_WRITTEN REQUEST_.
Each line below is to be written out in full, exactly as shown.

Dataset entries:
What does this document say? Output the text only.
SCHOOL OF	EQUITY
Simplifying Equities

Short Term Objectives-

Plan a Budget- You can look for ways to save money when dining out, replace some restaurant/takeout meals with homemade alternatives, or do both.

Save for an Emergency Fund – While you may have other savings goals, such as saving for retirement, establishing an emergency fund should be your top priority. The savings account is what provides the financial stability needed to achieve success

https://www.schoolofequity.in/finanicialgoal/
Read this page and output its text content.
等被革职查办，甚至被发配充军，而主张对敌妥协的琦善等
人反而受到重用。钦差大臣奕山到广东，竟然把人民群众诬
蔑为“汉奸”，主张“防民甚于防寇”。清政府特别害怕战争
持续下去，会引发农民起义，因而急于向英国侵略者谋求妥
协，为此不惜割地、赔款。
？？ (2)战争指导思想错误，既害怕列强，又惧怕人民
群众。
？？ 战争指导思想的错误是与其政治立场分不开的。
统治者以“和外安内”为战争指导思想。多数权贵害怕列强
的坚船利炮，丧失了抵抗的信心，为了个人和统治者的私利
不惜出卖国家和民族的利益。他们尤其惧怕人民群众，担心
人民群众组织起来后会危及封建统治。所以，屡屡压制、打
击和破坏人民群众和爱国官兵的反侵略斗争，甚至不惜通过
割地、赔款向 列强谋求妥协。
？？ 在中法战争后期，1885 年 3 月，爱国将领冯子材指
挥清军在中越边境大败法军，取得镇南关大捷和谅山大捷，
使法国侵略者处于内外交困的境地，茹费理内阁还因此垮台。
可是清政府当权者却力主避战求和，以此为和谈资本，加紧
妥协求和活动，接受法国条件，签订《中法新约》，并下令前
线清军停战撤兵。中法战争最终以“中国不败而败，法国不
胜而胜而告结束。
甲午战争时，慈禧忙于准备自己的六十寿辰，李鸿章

_TASK RESULT_.
What does this document say? Output the text only.
SCHOOL OF	EQUITY
Simplifying Equities

Short Term Objectives-

Plan a Budget- You can look for ways to save money when dining out, replace some restaurant/takeout meals with homemade alternatives, or do both.

Save for an Emergency Fund – While you may have other savings goals, such as saving for retirement, establishing an emergency fund should be your top priority. The savings account is what provides the financial stability needed to achieve success

https://www.schoolofequity.in/finanicialgoal/
Read this page and output its text content.
等被革职查办，甚至被发配充军，而主张对敌妥协的琦善等
人反而受到重用。钦差大臣奕山到广东，竟然把人民群众诬
蔑为“汉奸”，主张“防民甚于防寇”。清政府特别害怕战争
持续下去，会引发农民起义，因而急于向英国侵略者谋求妥
协，为此不惜割地、赔款。
？？ (2)战争指导思想错误，既害怕列强，又惧怕人民
群众。
？？ 战争指导思想的错误是与其政治立场分不开的。
统治者以“和外安内”为战争指导思想。多数权贵害怕列强
的坚船利炮，丧失了抵抗的信心，为了个人和统治者的私利
不惜出卖国家和民族的利益。他们尤其惧怕人民群众，担心
人民群众组织起来后会危及封建统治。所以，屡屡压制、打
击和破坏人民群众和爱国官兵的反侵略斗争，甚至不惜通过
割地、赔款向 列强谋求妥协。
？？ 在中法战争后期，1885 年 3 月，爱国将领冯子材指
挥清军在中越边境大败法军，取得镇南关大捷和谅山大捷，
使法国侵略者处于内外交困的境地，茹费理内阁还因此垮台。
可是清政府当权者却力主避战求和，以此为和谈资本，加紧
妥协求和活动，接受法国条件，签订《中法新约》，并下令前
线清军停战撤兵。中法战争最终以“中国不败而败，法国不
胜而胜而告结束。
甲午战争时，慈禧忙于准备自己的六十寿辰，李鸿章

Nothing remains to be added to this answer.